** BEGIN Dataset records **

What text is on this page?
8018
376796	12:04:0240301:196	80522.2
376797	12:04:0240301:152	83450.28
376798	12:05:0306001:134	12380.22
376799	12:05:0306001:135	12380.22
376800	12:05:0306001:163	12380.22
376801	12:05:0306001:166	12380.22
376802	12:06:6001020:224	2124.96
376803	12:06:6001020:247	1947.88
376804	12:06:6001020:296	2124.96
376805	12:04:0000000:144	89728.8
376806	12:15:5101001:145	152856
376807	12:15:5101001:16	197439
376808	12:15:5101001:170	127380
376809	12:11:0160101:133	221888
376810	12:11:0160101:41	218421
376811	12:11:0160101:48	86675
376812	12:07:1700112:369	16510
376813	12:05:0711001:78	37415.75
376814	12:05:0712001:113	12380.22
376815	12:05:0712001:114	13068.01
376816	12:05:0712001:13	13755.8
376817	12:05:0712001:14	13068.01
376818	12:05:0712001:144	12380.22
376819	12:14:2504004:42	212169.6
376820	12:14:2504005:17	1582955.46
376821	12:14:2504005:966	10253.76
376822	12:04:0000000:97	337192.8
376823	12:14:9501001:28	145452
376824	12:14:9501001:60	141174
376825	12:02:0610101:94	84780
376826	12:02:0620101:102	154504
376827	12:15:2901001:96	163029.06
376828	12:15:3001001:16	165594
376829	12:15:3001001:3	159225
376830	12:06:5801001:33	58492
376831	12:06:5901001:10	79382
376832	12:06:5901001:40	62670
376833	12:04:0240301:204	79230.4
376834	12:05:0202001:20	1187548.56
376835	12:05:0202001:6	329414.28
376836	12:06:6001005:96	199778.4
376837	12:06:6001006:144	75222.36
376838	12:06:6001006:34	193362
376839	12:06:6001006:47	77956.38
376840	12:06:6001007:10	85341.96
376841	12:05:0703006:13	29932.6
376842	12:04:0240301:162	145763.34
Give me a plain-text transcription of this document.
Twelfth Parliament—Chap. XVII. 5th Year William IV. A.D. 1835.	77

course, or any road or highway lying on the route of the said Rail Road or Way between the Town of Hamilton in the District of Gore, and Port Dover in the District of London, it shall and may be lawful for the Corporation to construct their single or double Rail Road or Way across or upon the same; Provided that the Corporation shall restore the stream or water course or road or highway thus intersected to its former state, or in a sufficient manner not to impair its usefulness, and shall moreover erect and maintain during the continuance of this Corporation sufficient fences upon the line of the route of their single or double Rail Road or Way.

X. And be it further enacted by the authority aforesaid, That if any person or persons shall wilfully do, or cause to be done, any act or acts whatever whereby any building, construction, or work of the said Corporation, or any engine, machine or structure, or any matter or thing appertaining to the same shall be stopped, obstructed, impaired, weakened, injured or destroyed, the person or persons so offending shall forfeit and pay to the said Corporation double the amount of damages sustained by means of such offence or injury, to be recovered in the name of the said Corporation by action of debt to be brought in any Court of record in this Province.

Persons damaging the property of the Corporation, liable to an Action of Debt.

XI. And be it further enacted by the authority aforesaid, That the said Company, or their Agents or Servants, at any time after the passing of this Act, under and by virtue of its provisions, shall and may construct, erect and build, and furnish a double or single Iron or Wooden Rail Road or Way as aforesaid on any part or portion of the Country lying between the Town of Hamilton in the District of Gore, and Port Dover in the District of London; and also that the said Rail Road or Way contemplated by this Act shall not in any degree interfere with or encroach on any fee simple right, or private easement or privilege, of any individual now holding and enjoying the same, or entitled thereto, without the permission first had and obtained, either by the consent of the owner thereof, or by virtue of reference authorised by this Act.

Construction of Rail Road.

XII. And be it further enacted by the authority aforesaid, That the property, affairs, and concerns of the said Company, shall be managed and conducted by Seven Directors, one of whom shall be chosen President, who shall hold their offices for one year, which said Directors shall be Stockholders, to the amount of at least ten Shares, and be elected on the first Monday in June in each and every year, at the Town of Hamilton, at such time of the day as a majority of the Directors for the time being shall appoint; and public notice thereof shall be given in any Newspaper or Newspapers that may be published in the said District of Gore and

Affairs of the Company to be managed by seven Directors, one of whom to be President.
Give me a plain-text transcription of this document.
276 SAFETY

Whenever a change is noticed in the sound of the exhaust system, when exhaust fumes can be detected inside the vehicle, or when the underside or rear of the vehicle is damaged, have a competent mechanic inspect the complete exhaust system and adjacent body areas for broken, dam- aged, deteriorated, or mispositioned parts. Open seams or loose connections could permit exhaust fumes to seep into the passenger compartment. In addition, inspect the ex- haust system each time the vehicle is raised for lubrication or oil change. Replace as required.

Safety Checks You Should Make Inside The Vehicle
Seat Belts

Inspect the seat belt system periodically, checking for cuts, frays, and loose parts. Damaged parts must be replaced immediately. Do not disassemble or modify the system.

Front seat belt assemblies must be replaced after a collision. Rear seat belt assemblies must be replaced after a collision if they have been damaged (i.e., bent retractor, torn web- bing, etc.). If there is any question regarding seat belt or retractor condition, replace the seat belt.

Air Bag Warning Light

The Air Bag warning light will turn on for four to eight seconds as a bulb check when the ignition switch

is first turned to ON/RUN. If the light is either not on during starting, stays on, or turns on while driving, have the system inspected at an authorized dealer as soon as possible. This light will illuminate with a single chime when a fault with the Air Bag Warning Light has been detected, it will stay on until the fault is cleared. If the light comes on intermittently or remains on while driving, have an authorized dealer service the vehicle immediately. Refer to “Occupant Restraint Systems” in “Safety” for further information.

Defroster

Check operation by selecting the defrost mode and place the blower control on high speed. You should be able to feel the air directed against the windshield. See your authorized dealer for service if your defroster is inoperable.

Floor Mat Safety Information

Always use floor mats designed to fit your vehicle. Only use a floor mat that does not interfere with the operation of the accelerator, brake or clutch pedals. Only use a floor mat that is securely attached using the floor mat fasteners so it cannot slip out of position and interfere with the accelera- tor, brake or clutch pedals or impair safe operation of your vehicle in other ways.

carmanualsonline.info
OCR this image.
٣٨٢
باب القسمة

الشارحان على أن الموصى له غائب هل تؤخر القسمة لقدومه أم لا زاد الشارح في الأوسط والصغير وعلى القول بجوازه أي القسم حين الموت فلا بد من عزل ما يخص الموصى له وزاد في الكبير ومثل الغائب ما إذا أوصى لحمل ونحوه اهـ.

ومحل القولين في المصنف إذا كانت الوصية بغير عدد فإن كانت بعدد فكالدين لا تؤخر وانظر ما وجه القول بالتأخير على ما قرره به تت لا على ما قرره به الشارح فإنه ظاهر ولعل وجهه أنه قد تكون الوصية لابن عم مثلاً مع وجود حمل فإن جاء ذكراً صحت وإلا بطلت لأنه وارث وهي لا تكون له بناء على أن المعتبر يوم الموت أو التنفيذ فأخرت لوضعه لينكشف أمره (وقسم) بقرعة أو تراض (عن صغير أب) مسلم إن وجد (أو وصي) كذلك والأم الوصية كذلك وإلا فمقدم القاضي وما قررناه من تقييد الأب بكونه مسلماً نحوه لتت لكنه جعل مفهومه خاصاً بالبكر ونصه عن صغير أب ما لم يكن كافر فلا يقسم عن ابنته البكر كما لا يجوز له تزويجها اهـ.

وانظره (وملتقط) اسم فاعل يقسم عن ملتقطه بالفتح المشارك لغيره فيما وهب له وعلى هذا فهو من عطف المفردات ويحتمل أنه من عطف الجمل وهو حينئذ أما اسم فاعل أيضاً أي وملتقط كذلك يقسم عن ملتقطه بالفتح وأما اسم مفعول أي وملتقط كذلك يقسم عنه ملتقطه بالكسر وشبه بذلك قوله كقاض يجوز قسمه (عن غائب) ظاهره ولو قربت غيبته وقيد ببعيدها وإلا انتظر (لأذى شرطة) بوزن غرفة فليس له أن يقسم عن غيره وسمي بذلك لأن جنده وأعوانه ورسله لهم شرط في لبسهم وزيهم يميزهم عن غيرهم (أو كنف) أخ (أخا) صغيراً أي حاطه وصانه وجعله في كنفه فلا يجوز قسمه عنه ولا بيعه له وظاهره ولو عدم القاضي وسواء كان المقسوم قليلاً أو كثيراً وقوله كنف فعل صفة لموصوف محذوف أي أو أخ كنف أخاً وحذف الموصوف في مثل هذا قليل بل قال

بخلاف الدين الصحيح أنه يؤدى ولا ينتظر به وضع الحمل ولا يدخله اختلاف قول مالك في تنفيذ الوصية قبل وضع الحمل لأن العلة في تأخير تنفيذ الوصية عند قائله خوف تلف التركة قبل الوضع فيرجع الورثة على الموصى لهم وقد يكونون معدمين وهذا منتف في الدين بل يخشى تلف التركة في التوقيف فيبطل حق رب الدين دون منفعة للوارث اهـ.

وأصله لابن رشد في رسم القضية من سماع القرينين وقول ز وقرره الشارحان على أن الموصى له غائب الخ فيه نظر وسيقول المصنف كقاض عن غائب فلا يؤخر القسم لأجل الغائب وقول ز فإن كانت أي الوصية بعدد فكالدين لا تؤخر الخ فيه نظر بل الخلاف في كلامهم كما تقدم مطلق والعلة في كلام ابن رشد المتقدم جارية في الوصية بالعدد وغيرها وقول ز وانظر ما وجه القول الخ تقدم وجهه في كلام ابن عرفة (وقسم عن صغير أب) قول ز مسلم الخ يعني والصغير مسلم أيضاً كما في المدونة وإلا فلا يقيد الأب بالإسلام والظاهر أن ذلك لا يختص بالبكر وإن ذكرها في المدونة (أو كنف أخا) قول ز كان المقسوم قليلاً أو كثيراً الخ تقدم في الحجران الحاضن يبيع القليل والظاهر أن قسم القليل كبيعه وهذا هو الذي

** END Dataset records **

Task to carry out — Your task is to gather all lines from the entries above that hold the word "كثيرا".

In response —
وانظره (وملتقط) اسم فاعل يقسم عن ملتقطه بالفتح المشارك لغيره فيما وهب له وعلى هذا فهو من عطف المفردات ويحتمل أنه من عطف الجمل وهو حينئذ أما اسم فاعل أيضاً أي وملتقط كذلك يقسم عن ملتقطه بالفتح وأما اسم مفعول أي وملتقط كذلك يقسم عنه ملتقطه بالكسر وشبه بذلك قوله كقاض يجوز قسمه (عن غائب) ظاهره ولو قربت غيبته وقيد ببعيدها وإلا انتظر (لأذى شرطة) بوزن غرفة فليس له أن يقسم عن غيره وسمي بذلك لأن جنده وأعوانه ورسله لهم شرط في لبسهم وزيهم يميزهم عن غيرهم (أو كنف) أخ (أخا) صغيراً أي حاطه وصانه وجعله في كنفه فلا يجوز قسمه عنه ولا بيعه له وظاهره ولو عدم القاضي وسواء كان المقسوم قليلاً أو كثيراً وقوله كنف فعل صفة لموصوف محذوف أي أو أخ كنف أخاً وحذف الموصوف في مثل هذا قليل بل قال
وأصله لابن رشد في رسم القضية من سماع القرينين وقول ز وقرره الشارحان على أن الموصى له غائب الخ فيه نظر وسيقول المصنف كقاض عن غائب فلا يؤخر القسم لأجل الغائب وقول ز فإن كانت أي الوصية بعدد فكالدين لا تؤخر الخ فيه نظر بل الخلاف في كلامهم كما تقدم مطلق والعلة في كلام ابن رشد المتقدم جارية في الوصية بالعدد وغيرها وقول ز وانظر ما وجه القول الخ تقدم وجهه في كلام ابن عرفة (وقسم عن صغير أب) قول ز مسلم الخ يعني والصغير مسلم أيضاً كما في المدونة وإلا فلا يقيد الأب بالإسلام والظاهر أن ذلك لا يختص بالبكر وإن ذكرها في المدونة (أو كنف أخا) قول ز كان المقسوم قليلاً أو كثيراً الخ تقدم في الحجران الحاضن يبيع القليل والظاهر أن قسم القليل كبيعه وهذا هو الذي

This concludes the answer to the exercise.